[Dataset rows about figures]

START

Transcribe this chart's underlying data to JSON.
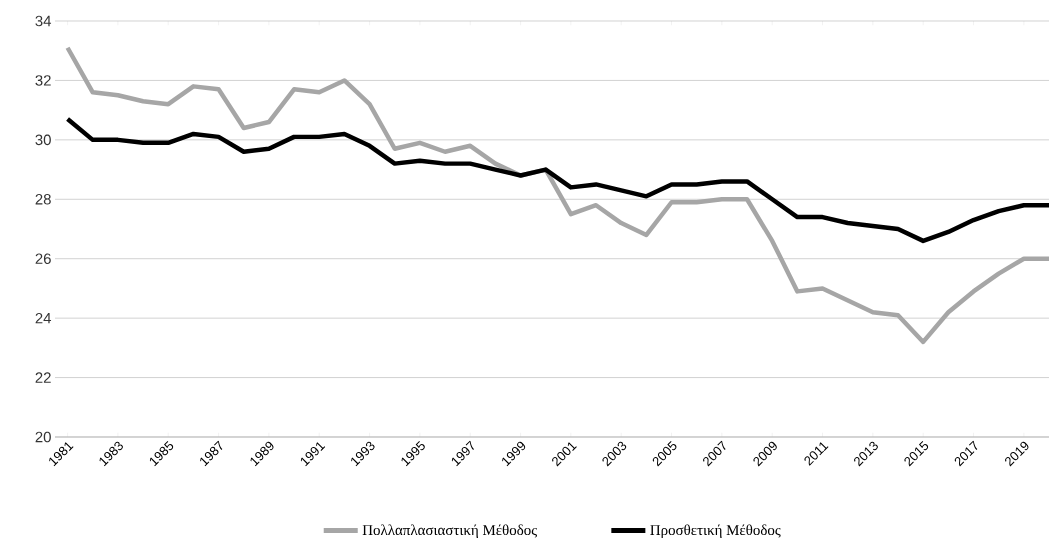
{
  "chart_data": {
    "type": "line",
    "categories": [
      "1981",
      null,
      "1983",
      null,
      "1985",
      null,
      "1987",
      null,
      "1989",
      null,
      "1991",
      null,
      "1993",
      null,
      "1995",
      null,
      "1997",
      null,
      "1999",
      null,
      "2001",
      null,
      "2003",
      null,
      "2005",
      null,
      "2007",
      null,
      "2009",
      null,
      "2011",
      null,
      "2013",
      null,
      "2015",
      null,
      "2017",
      null,
      "2019",
      null
    ],
    "series": [
      {
        "name": "Πολλαπλασιαστική Μέθοδος",
        "color": "#a6a6a6",
        "values": [
          33.1,
          31.6,
          31.5,
          31.3,
          31.2,
          31.8,
          31.7,
          30.4,
          30.6,
          31.7,
          31.6,
          32.0,
          31.2,
          29.7,
          29.9,
          29.6,
          29.8,
          29.2,
          28.8,
          29.0,
          27.5,
          27.8,
          27.2,
          26.8,
          27.9,
          27.9,
          28.0,
          28.0,
          26.6,
          24.9,
          25.0,
          24.6,
          24.2,
          24.1,
          23.2,
          24.2,
          24.9,
          25.5,
          26.0,
          26.0
        ]
      },
      {
        "name": "Προσθετική Μέθοδος",
        "color": "#000000",
        "values": [
          30.7,
          30.0,
          30.0,
          29.9,
          29.9,
          30.2,
          30.1,
          29.6,
          29.7,
          30.1,
          30.1,
          30.2,
          29.8,
          29.2,
          29.3,
          29.2,
          29.2,
          29.0,
          28.8,
          29.0,
          28.4,
          28.5,
          28.3,
          28.1,
          28.5,
          28.5,
          28.6,
          28.6,
          28.0,
          27.4,
          27.4,
          27.2,
          27.1,
          27.0,
          26.6,
          26.9,
          27.3,
          27.6,
          27.8,
          27.8
        ]
      }
    ],
    "ylim": [
      20,
      34
    ],
    "yticks": [
      20,
      22,
      24,
      26,
      28,
      30,
      32,
      34
    ],
    "grid": "y",
    "legend": "bottom",
    "marker": "none",
    "line_style": "solid"
  }
}
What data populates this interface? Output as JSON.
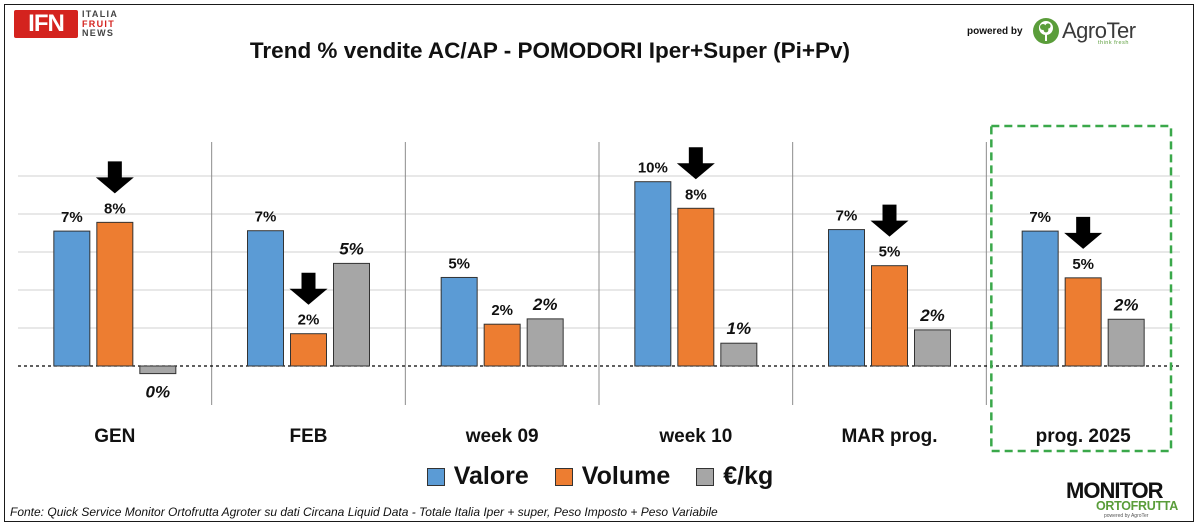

END

Exercise task: Copy the listing in full and without alteration, omitting every picture.

Written response:
Transcribe this chart's underlying data to JSON.
{
  "chart_data": {
    "type": "line",
    "categories": [
      "1981",
      null,
      "1983",
      null,
      "1985",
      null,
      "1987",
      null,
      "1989",
      null,
      "1991",
      null,
      "1993",
      null,
      "1995",
      null,
      "1997",
      null,
      "1999",
      null,
      "2001",
      null,
      "2003",
      null,
      "2005",
      null,
      "2007",
      null,
      "2009",
      null,
      "2011",
      null,
      "2013",
      null,
      "2015",
      null,
      "2017",
      null,
      "2019",
      null
    ],
    "series": [
      {
        "name": "Πολλαπλασιαστική Μέθοδος",
        "color": "#a6a6a6",
        "values": [
          33.1,
          31.6,
          31.5,
          31.3,
          31.2,
          31.8,
          31.7,
          30.4,
          30.6,
          31.7,
          31.6,
          32.0,
          31.2,
          29.7,
          29.9,
          29.6,
          29.8,
          29.2,
          28.8,
          29.0,
          27.5,
          27.8,
          27.2,
          26.8,
          27.9,
          27.9,
          28.0,
          28.0,
          26.6,
          24.9,
          25.0,
          24.6,
          24.2,
          24.1,
          23.2,
          24.2,
          24.9,
          25.5,
          26.0,
          26.0
        ]
      },
      {
        "name": "Προσθετική Μέθοδος",
        "color": "#000000",
        "values": [
          30.7,
          30.0,
          30.0,
          29.9,
          29.9,
          30.2,
          30.1,
          29.6,
          29.7,
          30.1,
          30.1,
          30.2,
          29.8,
          29.2,
          29.3,
          29.2,
          29.2,
          29.0,
          28.8,
          29.0,
          28.4,
          28.5,
          28.3,
          28.1,
          28.5,
          28.5,
          28.6,
          28.6,
          28.0,
          27.4,
          27.4,
          27.2,
          27.1,
          27.0,
          26.6,
          26.9,
          27.3,
          27.6,
          27.8,
          27.8
        ]
      }
    ],
    "ylim": [
      20,
      34
    ],
    "yticks": [
      20,
      22,
      24,
      26,
      28,
      30,
      32,
      34
    ],
    "grid": "y",
    "legend": "bottom",
    "marker": "none",
    "line_style": "solid"
  }
}
What data populates this interface? Output as JSON.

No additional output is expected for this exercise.